TEXT EXCERPT
=======
Most people first encounter mermaids through the eponymous Disney classic, The Little Mermaid. We feel for Ariel’s fascination with the human world, we cheer for her as she goes after her dreams, we cry for her as her doom becomes certain, and we smile as the happy ending comes true.
In Mermaid, Carolyn Turgeon takes the familiar tale and brings it back to its roots as a Hans Christian Andersen fairytale, happy endings not included. The Princess Margrethe encounters mermaid Lenia and the prince she saves, and neither of their lives are ever the same again. Turgeon’s descriptive writing style brings life to the passage below, searing it with emotion and life.
How was she to know that this would be the most singular moment of her life? How can any of us tell when that thing comes that will make everything different? It seemed, to Margrethe, a moment like any other: waiting to return to her father’s castle, looking over the gloomy sea, waiting for private prayer to be over and the convent workday to start. Strangely, she found herself looking forward to the hours she’d spend weaving that afternoon, listening to the clacking of the looms, the hum of the spinning wheels nearby, the voice of one of the sisters reading scripture moving over them. At first she’d hated the dull hours of work, but lately she’d found a certain comfort in them. She could forget everything, watching the wool transform in front of her.
=======
SUPPLIED RECORDS
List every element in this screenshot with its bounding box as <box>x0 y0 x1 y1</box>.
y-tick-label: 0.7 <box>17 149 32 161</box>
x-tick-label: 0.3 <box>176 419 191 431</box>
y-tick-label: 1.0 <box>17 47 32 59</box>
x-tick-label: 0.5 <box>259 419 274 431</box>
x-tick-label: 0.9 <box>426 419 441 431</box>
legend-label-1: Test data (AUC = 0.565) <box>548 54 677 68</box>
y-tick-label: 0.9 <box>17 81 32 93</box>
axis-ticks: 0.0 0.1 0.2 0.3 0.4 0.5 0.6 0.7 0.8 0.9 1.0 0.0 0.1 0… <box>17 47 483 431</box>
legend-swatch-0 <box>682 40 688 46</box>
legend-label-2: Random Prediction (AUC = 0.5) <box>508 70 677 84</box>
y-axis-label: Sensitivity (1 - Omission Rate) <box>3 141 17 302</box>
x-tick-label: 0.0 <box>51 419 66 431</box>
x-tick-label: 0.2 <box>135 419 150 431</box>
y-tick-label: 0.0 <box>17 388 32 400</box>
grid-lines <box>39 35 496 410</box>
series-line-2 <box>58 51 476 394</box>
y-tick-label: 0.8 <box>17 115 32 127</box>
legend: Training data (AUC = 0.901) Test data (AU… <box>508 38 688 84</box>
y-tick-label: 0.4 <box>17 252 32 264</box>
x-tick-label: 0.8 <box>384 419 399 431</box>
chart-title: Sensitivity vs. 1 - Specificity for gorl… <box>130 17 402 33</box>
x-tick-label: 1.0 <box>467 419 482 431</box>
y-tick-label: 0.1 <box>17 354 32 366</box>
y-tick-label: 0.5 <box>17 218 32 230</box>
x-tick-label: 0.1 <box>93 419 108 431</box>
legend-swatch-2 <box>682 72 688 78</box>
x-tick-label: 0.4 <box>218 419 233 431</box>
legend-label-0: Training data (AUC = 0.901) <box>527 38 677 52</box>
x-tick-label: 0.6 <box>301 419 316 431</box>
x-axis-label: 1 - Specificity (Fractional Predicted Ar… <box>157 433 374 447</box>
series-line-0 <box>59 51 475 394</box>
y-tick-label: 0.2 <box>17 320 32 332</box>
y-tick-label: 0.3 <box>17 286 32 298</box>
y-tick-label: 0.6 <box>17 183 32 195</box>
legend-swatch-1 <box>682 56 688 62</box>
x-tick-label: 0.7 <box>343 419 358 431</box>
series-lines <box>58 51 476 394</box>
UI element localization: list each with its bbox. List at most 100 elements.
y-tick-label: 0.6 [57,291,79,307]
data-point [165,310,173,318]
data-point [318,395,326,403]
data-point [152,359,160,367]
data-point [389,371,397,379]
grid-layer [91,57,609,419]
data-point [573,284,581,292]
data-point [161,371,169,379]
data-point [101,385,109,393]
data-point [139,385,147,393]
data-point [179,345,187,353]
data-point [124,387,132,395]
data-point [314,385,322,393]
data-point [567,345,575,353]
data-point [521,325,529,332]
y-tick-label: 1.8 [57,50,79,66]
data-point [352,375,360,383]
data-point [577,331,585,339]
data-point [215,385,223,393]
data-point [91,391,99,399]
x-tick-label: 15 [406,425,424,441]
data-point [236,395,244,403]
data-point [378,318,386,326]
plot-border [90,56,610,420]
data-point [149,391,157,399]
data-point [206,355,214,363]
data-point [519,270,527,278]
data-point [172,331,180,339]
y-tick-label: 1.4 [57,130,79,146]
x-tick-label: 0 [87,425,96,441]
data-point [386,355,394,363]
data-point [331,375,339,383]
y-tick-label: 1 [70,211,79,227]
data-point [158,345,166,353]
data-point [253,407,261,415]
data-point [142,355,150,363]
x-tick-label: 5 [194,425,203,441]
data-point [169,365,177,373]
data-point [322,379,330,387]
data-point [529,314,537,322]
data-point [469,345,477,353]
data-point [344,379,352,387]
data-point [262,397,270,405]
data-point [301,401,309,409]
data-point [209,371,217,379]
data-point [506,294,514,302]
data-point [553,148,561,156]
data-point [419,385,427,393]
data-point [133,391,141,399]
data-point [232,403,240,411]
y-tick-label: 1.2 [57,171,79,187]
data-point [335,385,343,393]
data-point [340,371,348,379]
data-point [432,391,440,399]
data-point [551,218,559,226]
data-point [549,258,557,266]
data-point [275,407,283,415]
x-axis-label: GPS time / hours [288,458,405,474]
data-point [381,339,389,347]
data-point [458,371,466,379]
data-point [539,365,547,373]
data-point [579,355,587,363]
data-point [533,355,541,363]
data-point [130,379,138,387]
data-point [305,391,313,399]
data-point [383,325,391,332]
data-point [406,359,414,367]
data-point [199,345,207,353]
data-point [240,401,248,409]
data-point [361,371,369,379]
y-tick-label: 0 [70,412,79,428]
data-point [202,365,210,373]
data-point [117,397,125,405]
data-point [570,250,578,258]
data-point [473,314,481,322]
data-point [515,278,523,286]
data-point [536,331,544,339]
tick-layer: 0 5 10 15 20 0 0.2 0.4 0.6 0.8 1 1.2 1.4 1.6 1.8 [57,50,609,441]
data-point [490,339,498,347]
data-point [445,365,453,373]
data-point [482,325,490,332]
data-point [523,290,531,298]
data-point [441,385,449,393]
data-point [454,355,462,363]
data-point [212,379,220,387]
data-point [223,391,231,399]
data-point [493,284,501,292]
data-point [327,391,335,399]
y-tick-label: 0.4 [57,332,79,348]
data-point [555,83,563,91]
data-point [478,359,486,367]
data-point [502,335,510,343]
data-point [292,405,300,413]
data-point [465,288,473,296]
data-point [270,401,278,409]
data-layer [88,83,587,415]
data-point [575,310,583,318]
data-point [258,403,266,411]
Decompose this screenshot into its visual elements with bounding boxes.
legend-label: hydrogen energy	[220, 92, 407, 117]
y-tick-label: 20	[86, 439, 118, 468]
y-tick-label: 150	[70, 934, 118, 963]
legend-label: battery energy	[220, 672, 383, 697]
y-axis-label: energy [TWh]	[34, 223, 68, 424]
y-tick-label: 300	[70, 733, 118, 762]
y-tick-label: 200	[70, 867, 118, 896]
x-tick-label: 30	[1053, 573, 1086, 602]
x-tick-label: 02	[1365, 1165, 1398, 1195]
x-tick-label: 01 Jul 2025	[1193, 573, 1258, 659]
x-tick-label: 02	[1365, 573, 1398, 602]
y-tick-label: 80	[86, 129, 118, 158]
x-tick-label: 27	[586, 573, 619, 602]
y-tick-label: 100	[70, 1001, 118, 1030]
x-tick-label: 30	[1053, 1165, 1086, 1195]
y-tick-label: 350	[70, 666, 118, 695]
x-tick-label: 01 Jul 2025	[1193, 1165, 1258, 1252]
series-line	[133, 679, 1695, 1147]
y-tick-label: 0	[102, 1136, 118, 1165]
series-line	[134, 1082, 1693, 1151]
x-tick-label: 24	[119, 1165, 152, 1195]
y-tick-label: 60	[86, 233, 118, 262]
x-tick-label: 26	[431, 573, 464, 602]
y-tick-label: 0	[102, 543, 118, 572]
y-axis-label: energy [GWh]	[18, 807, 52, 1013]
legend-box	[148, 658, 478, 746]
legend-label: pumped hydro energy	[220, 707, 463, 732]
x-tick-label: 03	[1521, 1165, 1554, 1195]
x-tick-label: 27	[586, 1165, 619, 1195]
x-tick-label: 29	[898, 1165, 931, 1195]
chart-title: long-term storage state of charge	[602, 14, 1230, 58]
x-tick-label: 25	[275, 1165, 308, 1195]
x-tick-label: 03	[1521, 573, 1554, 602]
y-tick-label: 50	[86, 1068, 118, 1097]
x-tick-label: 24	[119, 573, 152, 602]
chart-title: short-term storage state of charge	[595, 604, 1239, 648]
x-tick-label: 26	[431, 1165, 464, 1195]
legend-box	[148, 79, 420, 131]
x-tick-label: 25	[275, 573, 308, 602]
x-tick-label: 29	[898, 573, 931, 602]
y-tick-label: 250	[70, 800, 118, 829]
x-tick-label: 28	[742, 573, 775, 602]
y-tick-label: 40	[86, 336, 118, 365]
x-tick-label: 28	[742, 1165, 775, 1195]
=======
TASK ITEM A
In the Mermaid text, why has Margrethe come to look forward to the hours of weaving she once hated?
TASK ITEM B
Answer these from the Mermaid text.
(i) Through what do most people first encounter mermaids?
(ii) What is the name of the mermaid Margrethe encounters?
(iii) Where is Margrethe waiting to return to?
TASK ITEM C
Copy out the part of the Mermaid text that opens with the words containing "Most people first" and closes with "emotion and life.".

TASK OUTPUT A
She has found a certain comfort in those hours. Watching the wool change in front of her lets her forget everything.

TASK OUTPUT B
(i) The Disney classic The Little Mermaid.
(ii) Lenia.
(iii) Her father's castle.

TASK OUTPUT C
Most people first encounter mermaids through the eponymous Disney classic, The Little Mermaid. We feel for Ariel’s fascination with the human world, we cheer for her as she goes after her dreams, we cry for her as her doom becomes certain, and we smile as the happy ending comes true.
In Mermaid, Carolyn Turgeon takes the familiar tale and brings it back to its roots as a Hans Christian Andersen fairytale, happy endings not included. The Princess Margrethe encounters mermaid Lenia and the prince she saves, and neither of their lives are ever the same again. Turgeon’s descriptive writing style brings life to the passage below, searing it with emotion and life.